■ What is asked ■
Your output must consist solely of the lines from the one containing "What text is on this page?" through the end of the records, reproduced exactly.
— START OF Material for this task —
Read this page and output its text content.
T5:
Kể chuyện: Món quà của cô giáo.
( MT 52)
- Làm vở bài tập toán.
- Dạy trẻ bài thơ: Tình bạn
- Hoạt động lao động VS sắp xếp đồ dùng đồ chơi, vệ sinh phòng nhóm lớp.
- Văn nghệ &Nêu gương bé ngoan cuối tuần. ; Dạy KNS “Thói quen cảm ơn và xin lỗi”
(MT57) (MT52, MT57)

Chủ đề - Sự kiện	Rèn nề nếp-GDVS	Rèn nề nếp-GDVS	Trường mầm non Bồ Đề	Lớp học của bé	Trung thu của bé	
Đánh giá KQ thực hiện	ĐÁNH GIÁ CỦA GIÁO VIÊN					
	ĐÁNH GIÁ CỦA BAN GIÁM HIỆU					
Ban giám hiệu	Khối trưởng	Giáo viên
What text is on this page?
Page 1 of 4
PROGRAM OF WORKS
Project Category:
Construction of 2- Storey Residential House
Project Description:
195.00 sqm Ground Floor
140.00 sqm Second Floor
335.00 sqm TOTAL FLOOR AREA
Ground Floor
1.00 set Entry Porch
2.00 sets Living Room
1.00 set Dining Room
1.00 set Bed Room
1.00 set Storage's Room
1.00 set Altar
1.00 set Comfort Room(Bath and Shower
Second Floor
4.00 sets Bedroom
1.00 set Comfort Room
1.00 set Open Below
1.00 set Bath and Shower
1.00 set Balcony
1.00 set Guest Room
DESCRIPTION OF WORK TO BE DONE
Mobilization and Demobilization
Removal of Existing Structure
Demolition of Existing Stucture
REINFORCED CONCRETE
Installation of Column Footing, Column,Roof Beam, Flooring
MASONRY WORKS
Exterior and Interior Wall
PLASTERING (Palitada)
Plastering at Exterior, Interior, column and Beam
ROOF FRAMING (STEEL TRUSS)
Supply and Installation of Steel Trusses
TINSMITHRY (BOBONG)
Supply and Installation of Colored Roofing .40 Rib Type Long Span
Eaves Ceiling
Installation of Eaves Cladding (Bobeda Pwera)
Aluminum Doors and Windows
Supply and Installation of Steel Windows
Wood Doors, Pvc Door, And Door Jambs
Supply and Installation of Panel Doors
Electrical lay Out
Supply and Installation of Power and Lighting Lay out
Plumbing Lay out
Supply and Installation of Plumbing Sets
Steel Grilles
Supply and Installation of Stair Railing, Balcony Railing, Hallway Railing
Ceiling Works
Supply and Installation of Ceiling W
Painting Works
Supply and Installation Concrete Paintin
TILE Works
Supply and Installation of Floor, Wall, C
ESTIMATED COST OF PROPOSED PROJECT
— END OF Material for this task —
■ Response below ■
What text is on this page?
Page 1 of 4
PROGRAM OF WORKS
Project Category:
Construction of 2- Storey Residential House
Project Description:
195.00 sqm Ground Floor
140.00 sqm Second Floor
335.00 sqm TOTAL FLOOR AREA
Ground Floor
1.00 set Entry Porch
2.00 sets Living Room
1.00 set Dining Room
1.00 set Bed Room
1.00 set Storage's Room
1.00 set Altar
1.00 set Comfort Room(Bath and Shower
Second Floor
4.00 sets Bedroom
1.00 set Comfort Room
1.00 set Open Below
1.00 set Bath and Shower
1.00 set Balcony
1.00 set Guest Room
DESCRIPTION OF WORK TO BE DONE
Mobilization and Demobilization
Removal of Existing Structure
Demolition of Existing Stucture
REINFORCED CONCRETE
Installation of Column Footing, Column,Roof Beam, Flooring
MASONRY WORKS
Exterior and Interior Wall
PLASTERING (Palitada)
Plastering at Exterior, Interior, column and Beam
ROOF FRAMING (STEEL TRUSS)
Supply and Installation of Steel Trusses
TINSMITHRY (BOBONG)
Supply and Installation of Colored Roofing .40 Rib Type Long Span
Eaves Ceiling
Installation of Eaves Cladding (Bobeda Pwera)
Aluminum Doors and Windows
Supply and Installation of Steel Windows
Wood Doors, Pvc Door, And Door Jambs
Supply and Installation of Panel Doors
Electrical lay Out
Supply and Installation of Power and Lighting Lay out
Plumbing Lay out
Supply and Installation of Plumbing Sets
Steel Grilles
Supply and Installation of Stair Railing, Balcony Railing, Hallway Railing
Ceiling Works
Supply and Installation of Ceiling W
Painting Works
Supply and Installation Concrete Paintin
TILE Works
Supply and Installation of Floor, Wall, C
ESTIMATED COST OF PROPOSED PROJECT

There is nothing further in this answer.